Collateral Warranties and Step-In
Collateral warranties provided by contractors to banks are a
standard feature of construction financing. They give banks a
direct course of action against the contractor in respect of the
performance of the building contract, without which the bank's
security over the building and property might be significantly less
valuable. Typically, they also confer on the bank a right, but not
an obligation, to step-in and take over the building contract as
employer, either itself or through a person nominated by it. In
this way the bank may ensure the continuation of the construction
works by the original contractor, and so avoid a costly
re-negotiation of the contract or the engagement of a replacement
contractor.
However, the unusual feature of the warranty in this case was that,
instead of the step-in provisions conferring a right exercisable
only at the option of the bank, it was a mandatory provision,
requiring the bank to step-in. The evidence made it clear that the
bank had taken the unusual step of agreeing to this because the
contractor had been concerned as to the ability of the
defendants' company to meet its obligations under the building
contract and had refused to enter into the building contract unless
the bank provided some form of security. The bank had not been
prepared to agree an escrow account, but had agreed to a step-in
obligation as an alternative means of providing this security, not
envisaging circumstances in which the defendants' company would
default (on the basis that the defendants' company would be
funded by the bank) and having taken the view that in any event the
bank would be likely to wish to exercise step-in rights in order to
complete the development.

The problem
Please return the portion of the collateral warranties text starting with "Collateral Warranties and" and going on through "contractor.", copied word for word. The rows are drawn from a separate source unrelated to the collateral warranties text.

Dataset records
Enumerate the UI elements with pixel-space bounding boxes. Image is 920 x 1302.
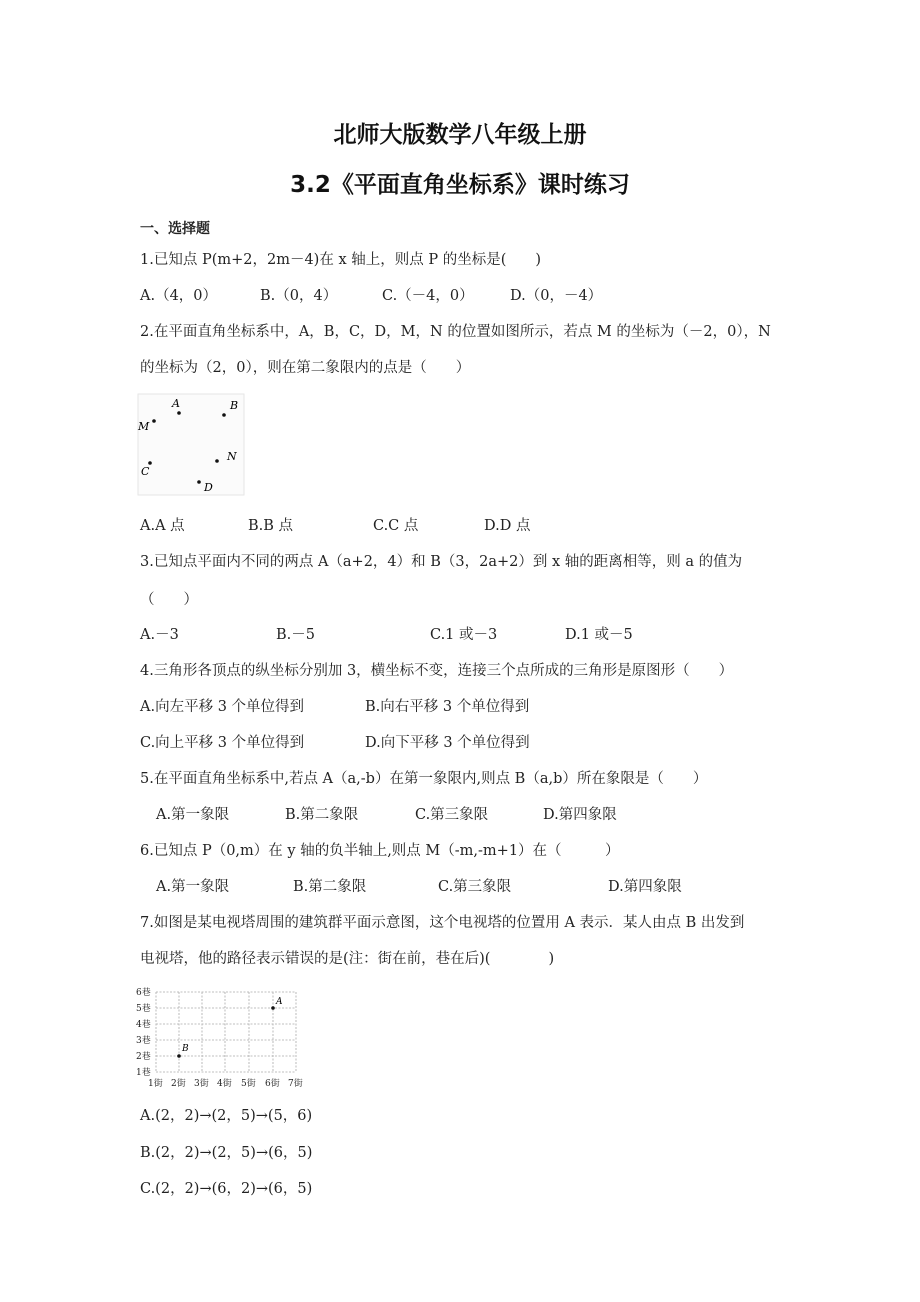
question-6-option-d: D.第四象限 <box>608 879 682 895</box>
row-label-6: 6巷 <box>136 988 151 998</box>
document-subtitle: 3.2《平面直角坐标系》课时练习 <box>290 172 630 198</box>
row-label-1: 1巷 <box>136 1068 151 1078</box>
grid-point-a <box>271 1006 275 1010</box>
question-5-stem: 5.在平面直角坐标系中,若点 A（a,-b）在第一象限内,则点 B（a,b）所在象限是（ ） <box>140 771 708 787</box>
question-6-option-c: C.第三象限 <box>438 879 512 895</box>
point-n-label: N <box>227 450 237 463</box>
question-2-stem-line1: 2.在平面直角坐标系中，A，B，C，D，M，N 的位置如图所示，若点 M 的坐标为（－2，0），N <box>140 324 771 340</box>
question-2-stem-line2: 的坐标为（2，0），则在第二象限内的点是（ ） <box>140 360 471 376</box>
grid-point-b <box>177 1054 181 1058</box>
question-2-option-b: B.B 点 <box>248 518 294 534</box>
question-7-option-b: B.(2，2)→(2，5)→(6，5) <box>140 1145 313 1161</box>
question-6-option-a: A.第一象限 <box>156 879 230 895</box>
question-6-option-b: B.第二象限 <box>293 879 367 895</box>
question-4-stem: 4.三角形各顶点的纵坐标分别加 3，横坐标不变，连接三个点所成的三角形是原图形（ ） <box>140 663 734 679</box>
question-5-option-c: C.第三象限 <box>415 807 489 823</box>
point-n-dot <box>215 459 219 463</box>
point-m-label: M <box>138 420 150 433</box>
question-7-stem-line2: 电视塔，他的路径表示错误的是(注：街在前，巷在后)( ) <box>140 951 555 967</box>
question-2-option-a: A.A 点 <box>140 518 185 534</box>
point-b-label: B <box>230 399 239 412</box>
grid-point-b-label: B <box>182 1044 189 1054</box>
question-5-option-d: D.第四象限 <box>543 807 617 823</box>
document-title: 北师大版数学八年级上册 <box>333 122 587 148</box>
question-4-option-c: C.向上平移 3 个单位得到 <box>140 735 305 751</box>
question-4-option-b: B.向右平移 3 个单位得到 <box>365 699 530 715</box>
row-label-2: 2巷 <box>136 1052 151 1062</box>
question-1-option-b: B.（0，4） <box>260 288 338 304</box>
question-4-option-a: A.向左平移 3 个单位得到 <box>140 699 305 715</box>
question-2-option-d: D.D 点 <box>484 518 531 534</box>
point-c-label: C <box>141 465 150 478</box>
point-a-dot <box>177 411 181 415</box>
question-2-option-c: C.C 点 <box>373 518 419 534</box>
col-label-1: 1街 <box>148 1079 163 1089</box>
col-label-3: 3街 <box>194 1079 209 1089</box>
question-7-grid-figure <box>134 984 314 1090</box>
question-3-stem-line2: （ ） <box>140 592 198 608</box>
col-label-4: 4街 <box>217 1079 232 1089</box>
question-7-option-c: C.(2，2)→(6，2)→(6，5) <box>140 1181 313 1197</box>
question-6-stem: 6.已知点 P（0,m）在 y 轴的负半轴上,则点 M（-m,-m+1）在（ ） <box>140 843 620 859</box>
col-label-2: 2街 <box>171 1079 186 1089</box>
col-label-7: 7街 <box>288 1079 303 1089</box>
section-heading: 一、选择题 <box>140 221 210 237</box>
question-2-figure <box>137 393 247 497</box>
question-1-stem: 1.已知点 P(m+2，2m－4)在 x 轴上，则点 P 的坐标是( ) <box>140 252 542 268</box>
question-1-option-c: C.（－4，0） <box>382 288 474 304</box>
point-b-dot <box>222 413 226 417</box>
question-3-option-b: B.－5 <box>276 627 315 643</box>
col-label-5: 5街 <box>241 1079 256 1089</box>
question-3-stem-line1: 3.已知点平面内不同的两点 A（a+2，4）和 B（3，2a+2）到 x 轴的距离相等，则 a 的值为 <box>140 554 743 570</box>
row-label-4: 4巷 <box>136 1020 151 1030</box>
question-1-option-a: A.（4，0） <box>140 288 218 304</box>
question-7-stem-line1: 7.如图是某电视塔周围的建筑群平面示意图，这个电视塔的位置用 A 表示．某人由点 B 出发到 <box>140 915 745 931</box>
point-m-dot <box>152 419 156 423</box>
row-label-3: 3巷 <box>136 1036 151 1046</box>
point-d-label: D <box>204 481 213 494</box>
question-3-option-a: A.－3 <box>140 627 179 643</box>
question-3-option-d: D.1 或－5 <box>565 627 633 643</box>
col-label-6: 6街 <box>265 1079 280 1089</box>
row-label-5: 5巷 <box>136 1004 151 1014</box>
point-a-label: A <box>172 397 180 410</box>
point-d-dot <box>197 480 201 484</box>
question-4-option-d: D.向下平移 3 个单位得到 <box>365 735 530 751</box>
question-5-option-b: B.第二象限 <box>285 807 359 823</box>
question-1-option-d: D.（0，－4） <box>510 288 603 304</box>
question-5-option-a: A.第一象限 <box>156 807 230 823</box>
grid-point-a-label: A <box>276 997 283 1007</box>
question-3-option-c: C.1 或－3 <box>430 627 498 643</box>
question-7-option-a: A.(2，2)→(2，5)→(5，6) <box>140 1108 313 1124</box>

Result for this exercise
Collateral Warranties and Step-In
Collateral warranties provided by contractors to banks are a
standard feature of construction financing. They give banks a
direct course of action against the contractor in respect of the
performance of the building contract, without which the bank's
security over the building and property might be significantly less
valuable. Typically, they also confer on the bank a right, but not
an obligation, to step-in and take over the building contract as
employer, either itself or through a person nominated by it. In
this way the bank may ensure the continuation of the construction
works by the original contractor, and so avoid a costly
re-negotiation of the contract or the engagement of a replacement
contractor.